(Dataset records)
--- begin ---
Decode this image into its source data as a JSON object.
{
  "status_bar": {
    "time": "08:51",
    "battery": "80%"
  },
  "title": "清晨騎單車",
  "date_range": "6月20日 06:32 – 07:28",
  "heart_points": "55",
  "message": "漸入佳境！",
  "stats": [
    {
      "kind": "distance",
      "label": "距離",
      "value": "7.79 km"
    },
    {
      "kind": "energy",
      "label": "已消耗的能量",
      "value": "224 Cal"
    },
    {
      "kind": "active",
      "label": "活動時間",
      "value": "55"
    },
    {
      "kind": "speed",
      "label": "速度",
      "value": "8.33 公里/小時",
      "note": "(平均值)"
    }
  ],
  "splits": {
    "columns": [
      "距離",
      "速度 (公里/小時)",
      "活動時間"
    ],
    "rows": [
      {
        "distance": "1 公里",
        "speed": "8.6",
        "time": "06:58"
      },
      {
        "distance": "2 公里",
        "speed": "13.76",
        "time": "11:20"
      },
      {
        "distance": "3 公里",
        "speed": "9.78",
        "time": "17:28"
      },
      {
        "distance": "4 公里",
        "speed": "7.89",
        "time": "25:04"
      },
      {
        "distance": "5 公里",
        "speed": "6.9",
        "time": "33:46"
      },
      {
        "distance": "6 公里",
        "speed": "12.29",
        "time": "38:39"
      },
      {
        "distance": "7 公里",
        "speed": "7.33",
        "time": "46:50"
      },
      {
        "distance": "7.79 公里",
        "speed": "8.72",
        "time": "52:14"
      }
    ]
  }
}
--- end ---
--- begin ---
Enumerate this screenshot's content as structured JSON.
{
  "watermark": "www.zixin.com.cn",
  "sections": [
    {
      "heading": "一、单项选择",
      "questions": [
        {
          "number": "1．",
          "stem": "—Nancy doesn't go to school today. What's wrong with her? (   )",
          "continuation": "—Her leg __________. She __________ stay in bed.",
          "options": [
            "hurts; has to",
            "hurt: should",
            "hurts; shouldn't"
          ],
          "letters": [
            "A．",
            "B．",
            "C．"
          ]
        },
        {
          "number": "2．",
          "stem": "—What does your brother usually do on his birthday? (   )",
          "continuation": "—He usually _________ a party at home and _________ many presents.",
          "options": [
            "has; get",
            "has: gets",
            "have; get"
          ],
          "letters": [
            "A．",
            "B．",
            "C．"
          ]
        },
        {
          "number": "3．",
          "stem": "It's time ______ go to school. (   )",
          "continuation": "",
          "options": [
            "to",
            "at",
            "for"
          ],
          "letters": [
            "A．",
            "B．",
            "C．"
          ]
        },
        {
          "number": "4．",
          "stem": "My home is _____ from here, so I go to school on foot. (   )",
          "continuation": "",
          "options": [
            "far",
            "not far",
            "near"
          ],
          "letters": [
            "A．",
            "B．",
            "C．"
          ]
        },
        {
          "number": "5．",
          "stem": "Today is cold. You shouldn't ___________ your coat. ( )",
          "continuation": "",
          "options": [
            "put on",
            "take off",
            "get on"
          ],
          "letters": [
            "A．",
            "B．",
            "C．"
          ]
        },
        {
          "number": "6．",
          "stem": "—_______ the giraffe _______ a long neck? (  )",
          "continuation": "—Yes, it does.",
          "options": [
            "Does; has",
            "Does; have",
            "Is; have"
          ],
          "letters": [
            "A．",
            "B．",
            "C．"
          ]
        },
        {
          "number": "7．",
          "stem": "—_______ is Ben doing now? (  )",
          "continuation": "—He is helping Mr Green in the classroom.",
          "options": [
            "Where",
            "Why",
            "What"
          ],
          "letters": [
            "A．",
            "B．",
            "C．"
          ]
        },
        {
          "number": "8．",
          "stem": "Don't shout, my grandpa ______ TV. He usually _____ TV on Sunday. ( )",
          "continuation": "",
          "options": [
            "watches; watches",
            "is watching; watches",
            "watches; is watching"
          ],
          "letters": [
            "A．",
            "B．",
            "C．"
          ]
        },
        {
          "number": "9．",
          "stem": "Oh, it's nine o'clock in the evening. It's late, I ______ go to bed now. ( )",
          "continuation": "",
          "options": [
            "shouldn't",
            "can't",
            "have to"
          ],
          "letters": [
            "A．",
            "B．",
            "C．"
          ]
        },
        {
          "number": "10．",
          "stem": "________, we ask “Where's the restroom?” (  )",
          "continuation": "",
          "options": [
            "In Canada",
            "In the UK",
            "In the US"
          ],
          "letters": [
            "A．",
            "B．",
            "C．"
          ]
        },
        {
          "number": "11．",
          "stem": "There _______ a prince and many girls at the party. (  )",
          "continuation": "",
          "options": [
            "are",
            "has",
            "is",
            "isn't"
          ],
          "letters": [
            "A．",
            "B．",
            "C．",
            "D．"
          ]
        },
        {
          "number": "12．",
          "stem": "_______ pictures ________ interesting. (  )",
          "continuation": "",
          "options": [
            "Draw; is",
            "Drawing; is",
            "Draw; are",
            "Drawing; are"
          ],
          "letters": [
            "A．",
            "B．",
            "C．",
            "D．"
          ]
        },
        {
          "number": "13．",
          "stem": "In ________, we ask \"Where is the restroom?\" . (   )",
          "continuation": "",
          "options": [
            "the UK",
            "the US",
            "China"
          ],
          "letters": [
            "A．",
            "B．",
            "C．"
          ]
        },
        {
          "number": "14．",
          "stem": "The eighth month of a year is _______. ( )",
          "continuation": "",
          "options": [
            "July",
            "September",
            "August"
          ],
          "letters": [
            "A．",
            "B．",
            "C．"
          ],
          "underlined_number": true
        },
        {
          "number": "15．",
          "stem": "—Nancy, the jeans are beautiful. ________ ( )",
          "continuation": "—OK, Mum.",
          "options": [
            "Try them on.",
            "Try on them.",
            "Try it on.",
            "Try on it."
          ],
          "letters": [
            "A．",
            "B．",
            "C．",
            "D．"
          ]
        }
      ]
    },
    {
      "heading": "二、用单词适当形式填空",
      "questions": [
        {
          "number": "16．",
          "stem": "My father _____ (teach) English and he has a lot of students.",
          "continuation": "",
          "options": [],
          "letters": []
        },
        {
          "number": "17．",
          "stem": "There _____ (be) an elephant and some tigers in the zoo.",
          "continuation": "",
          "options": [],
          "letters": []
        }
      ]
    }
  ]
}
--- end ---
- GIVEN PROBLEM -
Report back each line of the entries that holds the string "home".

- ANSWER IN FULL -
          "continuation": "—He usually _________ a party at home and _________ many presents.",
          "stem": "My home is _____ from here, so I go to school on foot. (   )",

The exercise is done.